PROBLEM: From the entries below, tally how many lines contain "content" and report only that figure.

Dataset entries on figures
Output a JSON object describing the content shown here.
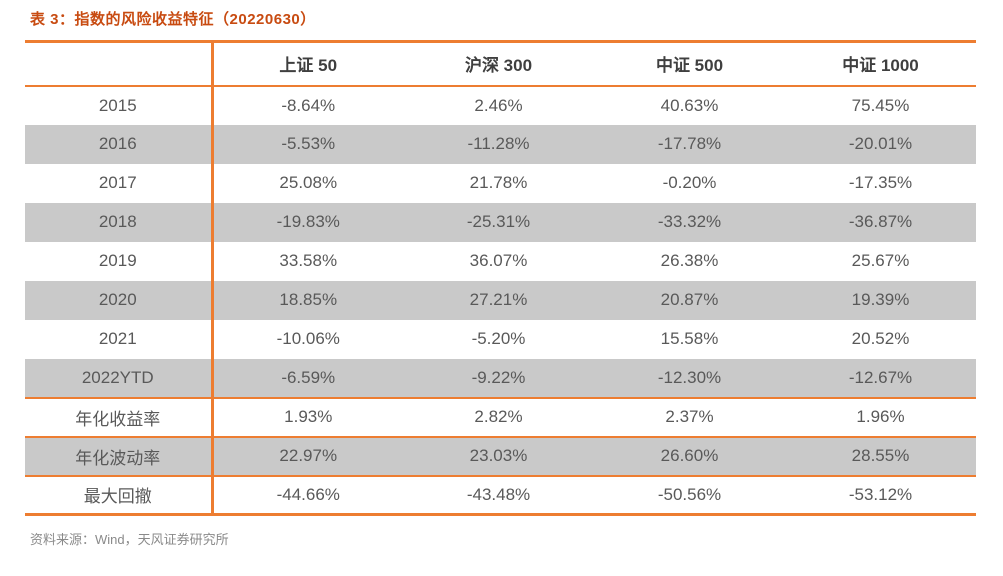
{
  "title": "表 3：指数的风险收益特征（20220630）",
  "source": "资料来源：Wind，天风证券研究所",
  "colors": {
    "accent_orange": "#ed7d31",
    "title_text": "#c84b11",
    "stripe_gray": "#c9c9c9",
    "cell_text": "#595959",
    "header_text": "#3f3f3f",
    "source_text": "#8a8a8a"
  },
  "table": {
    "column_headers": [
      "",
      "上证 50",
      "沪深 300",
      "中证 500",
      "中证 1000"
    ],
    "rows": [
      {
        "label": "2015",
        "values": [
          "-8.64%",
          "2.46%",
          "40.63%",
          "75.45%"
        ]
      },
      {
        "label": "2016",
        "values": [
          "-5.53%",
          "-11.28%",
          "-17.78%",
          "-20.01%"
        ]
      },
      {
        "label": "2017",
        "values": [
          "25.08%",
          "21.78%",
          "-0.20%",
          "-17.35%"
        ]
      },
      {
        "label": "2018",
        "values": [
          "-19.83%",
          "-25.31%",
          "-33.32%",
          "-36.87%"
        ]
      },
      {
        "label": "2019",
        "values": [
          "33.58%",
          "36.07%",
          "26.38%",
          "25.67%"
        ]
      },
      {
        "label": "2020",
        "values": [
          "18.85%",
          "27.21%",
          "20.87%",
          "19.39%"
        ]
      },
      {
        "label": "2021",
        "values": [
          "-10.06%",
          "-5.20%",
          "15.58%",
          "20.52%"
        ]
      },
      {
        "label": "2022YTD",
        "values": [
          "-6.59%",
          "-9.22%",
          "-12.30%",
          "-12.67%"
        ]
      },
      {
        "label": "年化收益率",
        "values": [
          "1.93%",
          "2.82%",
          "2.37%",
          "1.96%"
        ]
      },
      {
        "label": "年化波动率",
        "values": [
          "22.97%",
          "23.03%",
          "26.60%",
          "28.55%"
        ]
      },
      {
        "label": "最大回撤",
        "values": [
          "-44.66%",
          "-43.48%",
          "-50.56%",
          "-53.12%"
        ]
      }
    ]
  }
}
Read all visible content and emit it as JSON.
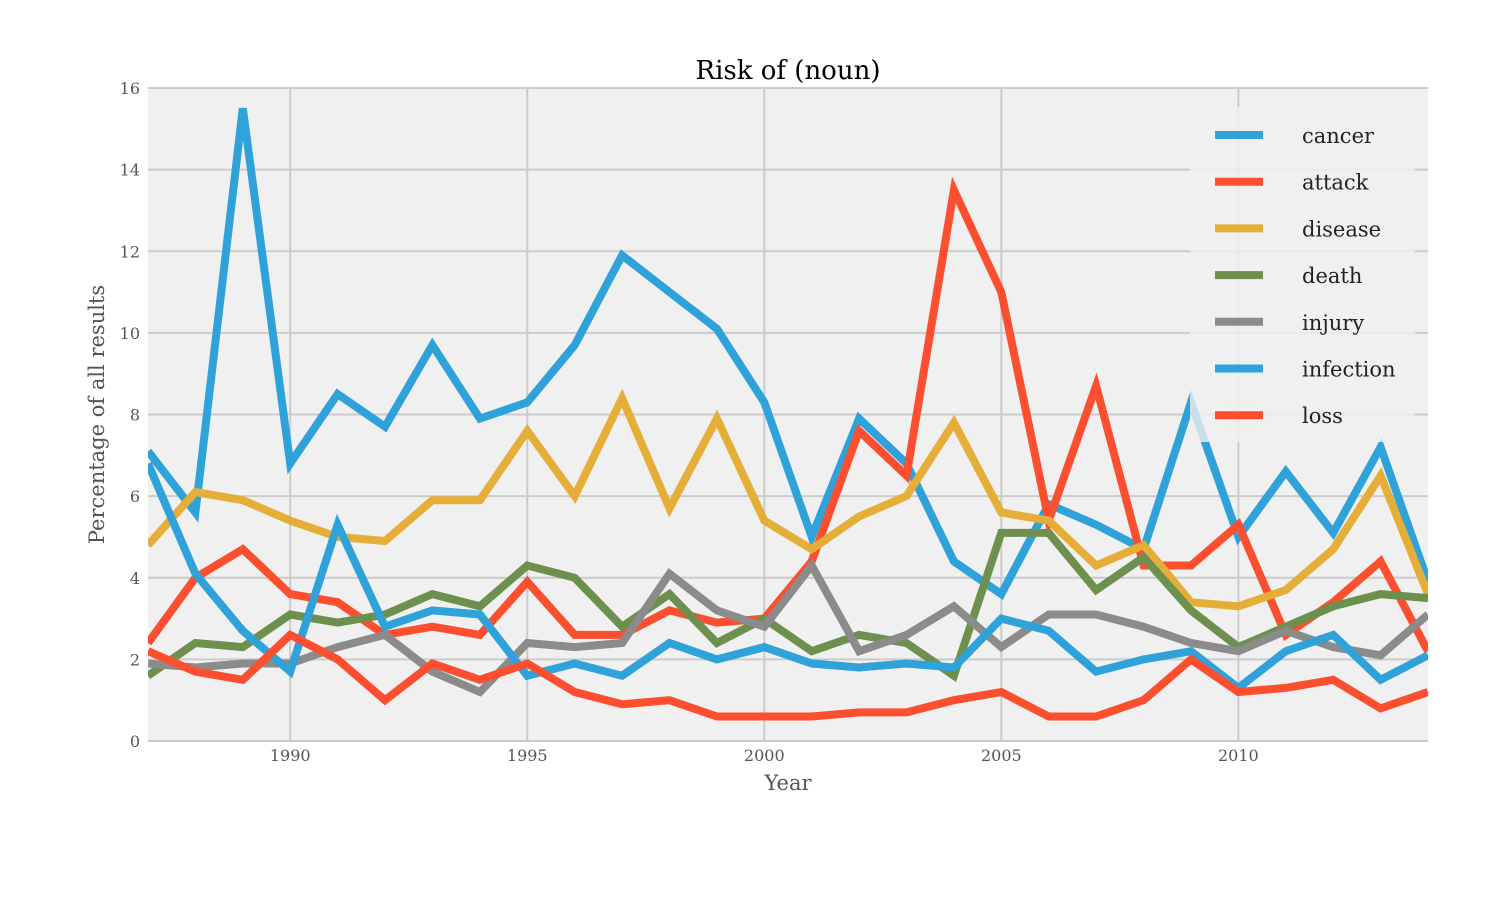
{
  "chart_data": {
    "type": "line",
    "title": "Risk of (noun)",
    "xlabel": "Year",
    "ylabel": "Percentage of all results",
    "xlim": [
      1987,
      2014
    ],
    "ylim": [
      0,
      16
    ],
    "xticks": [
      1990,
      1995,
      2000,
      2005,
      2010
    ],
    "yticks": [
      0,
      2,
      4,
      6,
      8,
      10,
      12,
      14,
      16
    ],
    "grid": true,
    "legend_position": "top-right",
    "x": [
      1987,
      1988,
      1989,
      1990,
      1991,
      1992,
      1993,
      1994,
      1995,
      1996,
      1997,
      1998,
      1999,
      2000,
      2001,
      2002,
      2003,
      2004,
      2005,
      2006,
      2007,
      2008,
      2009,
      2010,
      2011,
      2012,
      2013,
      2014
    ],
    "series": [
      {
        "name": "cancer",
        "color": "#30a2da",
        "values": [
          7.1,
          5.6,
          15.5,
          6.8,
          8.5,
          7.7,
          9.7,
          7.9,
          8.3,
          9.7,
          11.9,
          11.0,
          10.1,
          8.3,
          5.0,
          7.9,
          6.8,
          4.4,
          3.6,
          5.8,
          5.3,
          4.7,
          8.3,
          5.0,
          6.6,
          5.1,
          7.2,
          3.9
        ]
      },
      {
        "name": "attack",
        "color": "#fc4f30",
        "values": [
          2.4,
          4.0,
          4.7,
          3.6,
          3.4,
          2.6,
          2.8,
          2.6,
          3.9,
          2.6,
          2.6,
          3.2,
          2.9,
          3.0,
          4.4,
          7.6,
          6.5,
          13.5,
          11.0,
          5.4,
          8.7,
          4.3,
          4.3,
          5.3,
          2.6,
          3.4,
          4.4,
          2.2
        ]
      },
      {
        "name": "disease",
        "color": "#e5ae38",
        "values": [
          4.8,
          6.1,
          5.9,
          5.4,
          5.0,
          4.9,
          5.9,
          5.9,
          7.6,
          6.0,
          8.4,
          5.7,
          7.9,
          5.4,
          4.7,
          5.5,
          6.0,
          7.8,
          5.6,
          5.4,
          4.3,
          4.8,
          3.4,
          3.3,
          3.7,
          4.7,
          6.5,
          3.6
        ]
      },
      {
        "name": "death",
        "color": "#6d904f",
        "values": [
          1.6,
          2.4,
          2.3,
          3.1,
          2.9,
          3.1,
          3.6,
          3.3,
          4.3,
          4.0,
          2.8,
          3.6,
          2.4,
          3.0,
          2.2,
          2.6,
          2.4,
          1.6,
          5.1,
          5.1,
          3.7,
          4.5,
          3.2,
          2.3,
          2.8,
          3.3,
          3.6,
          3.5
        ]
      },
      {
        "name": "injury",
        "color": "#8b8b8b",
        "values": [
          1.9,
          1.8,
          1.9,
          1.9,
          2.3,
          2.6,
          1.7,
          1.2,
          2.4,
          2.3,
          2.4,
          4.1,
          3.2,
          2.8,
          4.3,
          2.2,
          2.6,
          3.3,
          2.3,
          3.1,
          3.1,
          2.8,
          2.4,
          2.2,
          2.7,
          2.3,
          2.1,
          3.1
        ]
      },
      {
        "name": "infection",
        "color": "#30a2da",
        "values": [
          6.8,
          4.1,
          2.7,
          1.7,
          5.3,
          2.8,
          3.2,
          3.1,
          1.6,
          1.9,
          1.6,
          2.4,
          2.0,
          2.3,
          1.9,
          1.8,
          1.9,
          1.8,
          3.0,
          2.7,
          1.7,
          2.0,
          2.2,
          1.3,
          2.2,
          2.6,
          1.5,
          2.1
        ]
      },
      {
        "name": "loss",
        "color": "#fc4f30",
        "values": [
          2.2,
          1.7,
          1.5,
          2.6,
          2.0,
          1.0,
          1.9,
          1.5,
          1.9,
          1.2,
          0.9,
          1.0,
          0.6,
          0.6,
          0.6,
          0.7,
          0.7,
          1.0,
          1.2,
          0.6,
          0.6,
          1.0,
          2.0,
          1.2,
          1.3,
          1.5,
          0.8,
          1.2
        ]
      }
    ]
  }
}
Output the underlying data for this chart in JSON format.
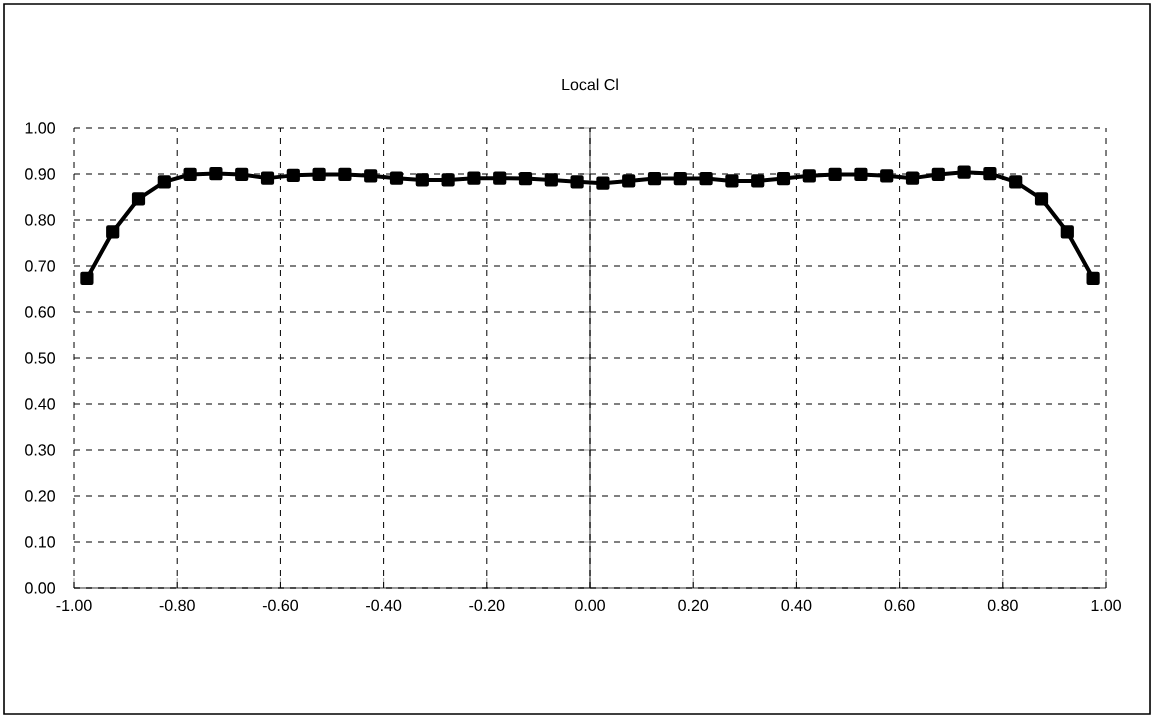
{
  "chart_data": {
    "type": "line",
    "title": "Local Cl",
    "x": [
      -0.975,
      -0.925,
      -0.875,
      -0.825,
      -0.775,
      -0.725,
      -0.675,
      -0.625,
      -0.575,
      -0.525,
      -0.475,
      -0.425,
      -0.375,
      -0.325,
      -0.275,
      -0.225,
      -0.175,
      -0.125,
      -0.075,
      -0.025,
      0.025,
      0.075,
      0.125,
      0.175,
      0.225,
      0.275,
      0.325,
      0.375,
      0.425,
      0.475,
      0.525,
      0.575,
      0.625,
      0.675,
      0.725,
      0.775,
      0.825,
      0.875,
      0.925,
      0.975
    ],
    "series": [
      {
        "color": "#000000",
        "values": [
          0.673,
          0.774,
          0.846,
          0.883,
          0.899,
          0.901,
          0.899,
          0.891,
          0.897,
          0.899,
          0.899,
          0.896,
          0.891,
          0.887,
          0.887,
          0.891,
          0.891,
          0.89,
          0.887,
          0.883,
          0.88,
          0.885,
          0.89,
          0.89,
          0.89,
          0.885,
          0.885,
          0.89,
          0.896,
          0.899,
          0.899,
          0.896,
          0.891,
          0.899,
          0.904,
          0.901,
          0.883,
          0.846,
          0.774,
          0.673
        ]
      }
    ],
    "xlim": [
      -1,
      1
    ],
    "ylim": [
      0,
      1
    ],
    "xticks": [
      {
        "value": -1,
        "label": "-1.00"
      },
      {
        "value": -0.8,
        "label": "-0.80"
      },
      {
        "value": -0.6,
        "label": "-0.60"
      },
      {
        "value": -0.4,
        "label": "-0.40"
      },
      {
        "value": -0.2,
        "label": "-0.20"
      },
      {
        "value": 0,
        "label": "0.00"
      },
      {
        "value": 0.2,
        "label": "0.20"
      },
      {
        "value": 0.4,
        "label": "0.40"
      },
      {
        "value": 0.6,
        "label": "0.60"
      },
      {
        "value": 0.8,
        "label": "0.80"
      },
      {
        "value": 1,
        "label": "1.00"
      }
    ],
    "yticks": [
      {
        "value": 0,
        "label": "0.00"
      },
      {
        "value": 0.1,
        "label": "0.10"
      },
      {
        "value": 0.2,
        "label": "0.20"
      },
      {
        "value": 0.3,
        "label": "0.30"
      },
      {
        "value": 0.4,
        "label": "0.40"
      },
      {
        "value": 0.5,
        "label": "0.50"
      },
      {
        "value": 0.6,
        "label": "0.60"
      },
      {
        "value": 0.7,
        "label": "0.70"
      },
      {
        "value": 0.8,
        "label": "0.80"
      },
      {
        "value": 0.9,
        "label": "0.90"
      },
      {
        "value": 1,
        "label": "1.00"
      }
    ],
    "grid": true,
    "legend": false,
    "marker": "square",
    "line_style": "solid"
  }
}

EXERCISE ANSWER: 2